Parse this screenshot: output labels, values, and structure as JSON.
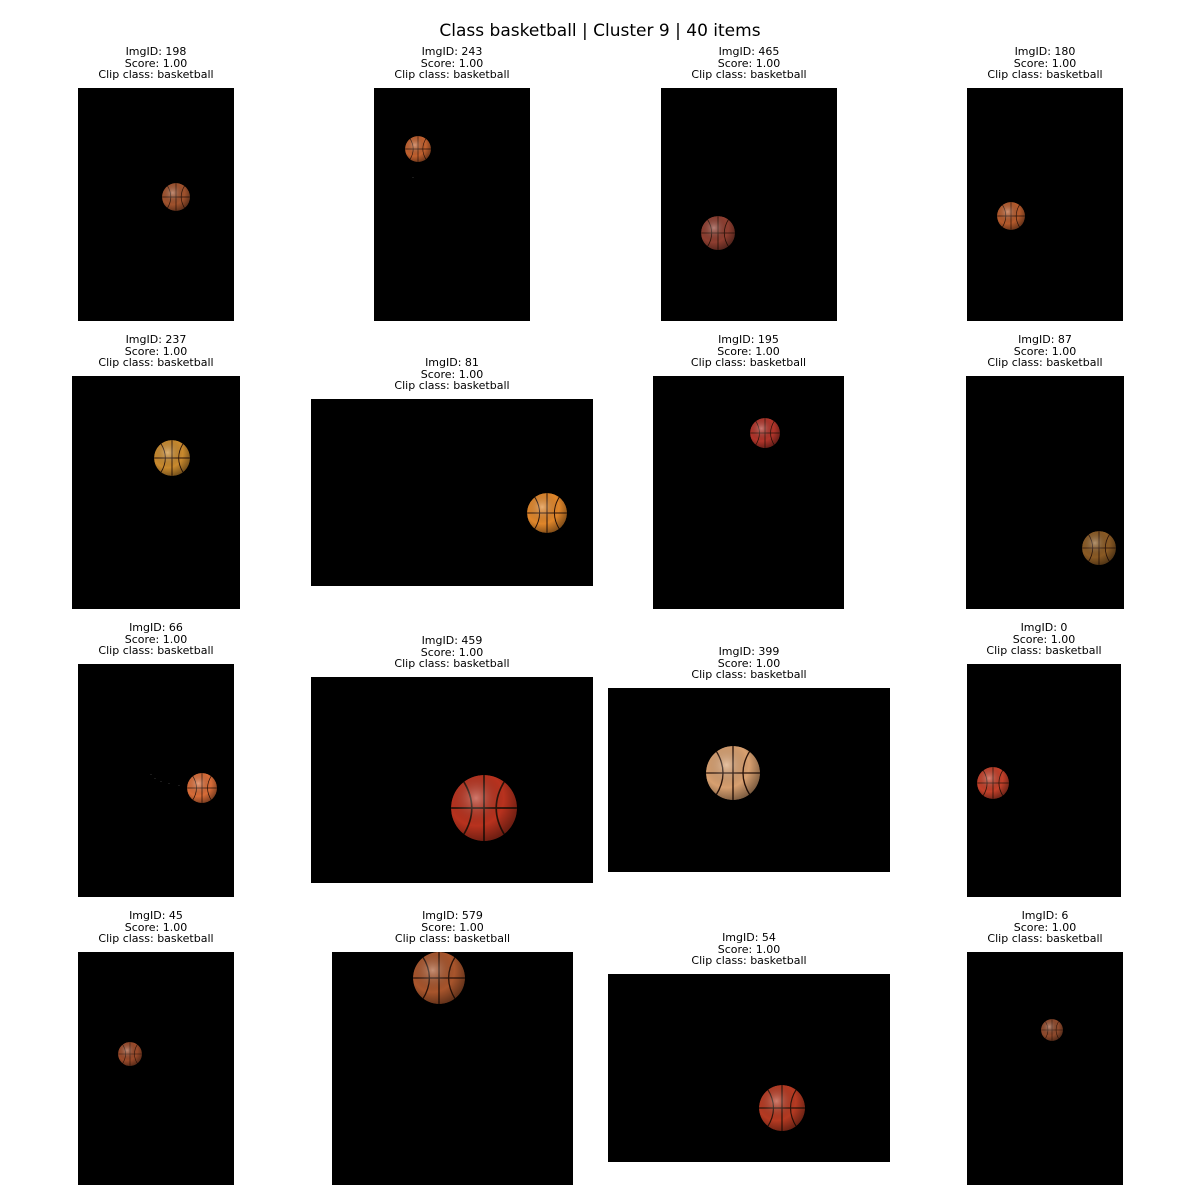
{
  "title": "Class basketball | Cluster 9 | 40 items",
  "tiles": [
    {
      "img_id": "ImgID: 198",
      "score": "Score: 1.00",
      "clip_class": "Clip class: basketball",
      "ball_color": "#a0522d",
      "icon": "basketball-icon"
    },
    {
      "img_id": "ImgID: 243",
      "score": "Score: 1.00",
      "clip_class": "Clip class: basketball",
      "ball_color": "#c0602e",
      "icon": "basketball-icon"
    },
    {
      "img_id": "ImgID: 465",
      "score": "Score: 1.00",
      "clip_class": "Clip class: basketball",
      "ball_color": "#8e3e30",
      "icon": "basketball-icon"
    },
    {
      "img_id": "ImgID: 180",
      "score": "Score: 1.00",
      "clip_class": "Clip class: basketball",
      "ball_color": "#b45a2c",
      "icon": "basketball-icon"
    },
    {
      "img_id": "ImgID: 237",
      "score": "Score: 1.00",
      "clip_class": "Clip class: basketball",
      "ball_color": "#c98a2e",
      "icon": "basketball-icon"
    },
    {
      "img_id": "ImgID: 81",
      "score": "Score: 1.00",
      "clip_class": "Clip class: basketball",
      "ball_color": "#e0862a",
      "icon": "basketball-icon"
    },
    {
      "img_id": "ImgID: 195",
      "score": "Score: 1.00",
      "clip_class": "Clip class: basketball",
      "ball_color": "#b0342a",
      "icon": "basketball-icon"
    },
    {
      "img_id": "ImgID: 87",
      "score": "Score: 1.00",
      "clip_class": "Clip class: basketball",
      "ball_color": "#8a5a24",
      "icon": "basketball-icon"
    },
    {
      "img_id": "ImgID: 66",
      "score": "Score: 1.00",
      "clip_class": "Clip class: basketball",
      "ball_color": "#d86c38",
      "icon": "basketball-icon"
    },
    {
      "img_id": "ImgID: 459",
      "score": "Score: 1.00",
      "clip_class": "Clip class: basketball",
      "ball_color": "#b8321e",
      "icon": "basketball-icon"
    },
    {
      "img_id": "ImgID: 399",
      "score": "Score: 1.00",
      "clip_class": "Clip class: basketball",
      "ball_color": "#d8a070",
      "icon": "basketball-icon"
    },
    {
      "img_id": "ImgID: 0",
      "score": "Score: 1.00",
      "clip_class": "Clip class: basketball",
      "ball_color": "#c2402a",
      "icon": "basketball-icon"
    },
    {
      "img_id": "ImgID: 45",
      "score": "Score: 1.00",
      "clip_class": "Clip class: basketball",
      "ball_color": "#9a4a2a",
      "icon": "basketball-icon"
    },
    {
      "img_id": "ImgID: 579",
      "score": "Score: 1.00",
      "clip_class": "Clip class: basketball",
      "ball_color": "#a8552c",
      "icon": "basketball-icon"
    },
    {
      "img_id": "ImgID: 54",
      "score": "Score: 1.00",
      "clip_class": "Clip class: basketball",
      "ball_color": "#b63a22",
      "icon": "basketball-icon"
    },
    {
      "img_id": "ImgID: 6",
      "score": "Score: 1.00",
      "clip_class": "Clip class: basketball",
      "ball_color": "#8f4a2c",
      "icon": "basketball-icon"
    }
  ]
}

○ ○ ○ ○ ○

_Work required_: Without the pictures, write out the whole listing above exactly as it appears.

_Written solution_:
Parse this screenshot: output labels, values, and structure as JSON.
{
  "title": "Class basketball | Cluster 9 | 40 items",
  "tiles": [
    {
      "img_id": "ImgID: 198",
      "score": "Score: 1.00",
      "clip_class": "Clip class: basketball",
      "ball_color": "#a0522d",
      "icon": "basketball-icon"
    },
    {
      "img_id": "ImgID: 243",
      "score": "Score: 1.00",
      "clip_class": "Clip class: basketball",
      "ball_color": "#c0602e",
      "icon": "basketball-icon"
    },
    {
      "img_id": "ImgID: 465",
      "score": "Score: 1.00",
      "clip_class": "Clip class: basketball",
      "ball_color": "#8e3e30",
      "icon": "basketball-icon"
    },
    {
      "img_id": "ImgID: 180",
      "score": "Score: 1.00",
      "clip_class": "Clip class: basketball",
      "ball_color": "#b45a2c",
      "icon": "basketball-icon"
    },
    {
      "img_id": "ImgID: 237",
      "score": "Score: 1.00",
      "clip_class": "Clip class: basketball",
      "ball_color": "#c98a2e",
      "icon": "basketball-icon"
    },
    {
      "img_id": "ImgID: 81",
      "score": "Score: 1.00",
      "clip_class": "Clip class: basketball",
      "ball_color": "#e0862a",
      "icon": "basketball-icon"
    },
    {
      "img_id": "ImgID: 195",
      "score": "Score: 1.00",
      "clip_class": "Clip class: basketball",
      "ball_color": "#b0342a",
      "icon": "basketball-icon"
    },
    {
      "img_id": "ImgID: 87",
      "score": "Score: 1.00",
      "clip_class": "Clip class: basketball",
      "ball_color": "#8a5a24",
      "icon": "basketball-icon"
    },
    {
      "img_id": "ImgID: 66",
      "score": "Score: 1.00",
      "clip_class": "Clip class: basketball",
      "ball_color": "#d86c38",
      "icon": "basketball-icon"
    },
    {
      "img_id": "ImgID: 459",
      "score": "Score: 1.00",
      "clip_class": "Clip class: basketball",
      "ball_color": "#b8321e",
      "icon": "basketball-icon"
    },
    {
      "img_id": "ImgID: 399",
      "score": "Score: 1.00",
      "clip_class": "Clip class: basketball",
      "ball_color": "#d8a070",
      "icon": "basketball-icon"
    },
    {
      "img_id": "ImgID: 0",
      "score": "Score: 1.00",
      "clip_class": "Clip class: basketball",
      "ball_color": "#c2402a",
      "icon": "basketball-icon"
    },
    {
      "img_id": "ImgID: 45",
      "score": "Score: 1.00",
      "clip_class": "Clip class: basketball",
      "ball_color": "#9a4a2a",
      "icon": "basketball-icon"
    },
    {
      "img_id": "ImgID: 579",
      "score": "Score: 1.00",
      "clip_class": "Clip class: basketball",
      "ball_color": "#a8552c",
      "icon": "basketball-icon"
    },
    {
      "img_id": "ImgID: 54",
      "score": "Score: 1.00",
      "clip_class": "Clip class: basketball",
      "ball_color": "#b63a22",
      "icon": "basketball-icon"
    },
    {
      "img_id": "ImgID: 6",
      "score": "Score: 1.00",
      "clip_class": "Clip class: basketball",
      "ball_color": "#8f4a2c",
      "icon": "basketball-icon"
    }
  ]
}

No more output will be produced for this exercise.